— START SUPPLIED MATERIAL —

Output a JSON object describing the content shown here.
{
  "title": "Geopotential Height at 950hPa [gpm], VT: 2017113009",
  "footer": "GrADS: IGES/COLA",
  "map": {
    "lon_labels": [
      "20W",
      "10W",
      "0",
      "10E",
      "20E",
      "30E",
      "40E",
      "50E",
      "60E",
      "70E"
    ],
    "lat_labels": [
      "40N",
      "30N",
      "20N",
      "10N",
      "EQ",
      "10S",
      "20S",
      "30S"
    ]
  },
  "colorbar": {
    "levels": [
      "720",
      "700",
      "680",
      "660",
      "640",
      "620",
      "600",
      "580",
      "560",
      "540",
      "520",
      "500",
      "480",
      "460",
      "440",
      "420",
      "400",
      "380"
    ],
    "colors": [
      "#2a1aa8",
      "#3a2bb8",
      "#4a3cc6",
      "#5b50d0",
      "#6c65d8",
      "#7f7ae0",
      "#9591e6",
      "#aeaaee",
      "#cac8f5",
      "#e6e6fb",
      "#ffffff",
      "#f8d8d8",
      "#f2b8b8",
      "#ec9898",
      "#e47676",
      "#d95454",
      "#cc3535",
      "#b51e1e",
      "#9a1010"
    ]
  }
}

— END SUPPLIED MATERIAL —

REQUIREMENTS
Faithfully transcribe the whole of the data.

EXERCISE SOLUTION
Output a JSON object describing the content shown here.
{
  "title": "Geopotential Height at 950hPa [gpm], VT: 2017113009",
  "footer": "GrADS: IGES/COLA",
  "map": {
    "lon_labels": [
      "20W",
      "10W",
      "0",
      "10E",
      "20E",
      "30E",
      "40E",
      "50E",
      "60E",
      "70E"
    ],
    "lat_labels": [
      "40N",
      "30N",
      "20N",
      "10N",
      "EQ",
      "10S",
      "20S",
      "30S"
    ]
  },
  "colorbar": {
    "levels": [
      "720",
      "700",
      "680",
      "660",
      "640",
      "620",
      "600",
      "580",
      "560",
      "540",
      "520",
      "500",
      "480",
      "460",
      "440",
      "420",
      "400",
      "380"
    ],
    "colors": [
      "#2a1aa8",
      "#3a2bb8",
      "#4a3cc6",
      "#5b50d0",
      "#6c65d8",
      "#7f7ae0",
      "#9591e6",
      "#aeaaee",
      "#cac8f5",
      "#e6e6fb",
      "#ffffff",
      "#f8d8d8",
      "#f2b8b8",
      "#ec9898",
      "#e47676",
      "#d95454",
      "#cc3535",
      "#b51e1e",
      "#9a1010"
    ]
  }
}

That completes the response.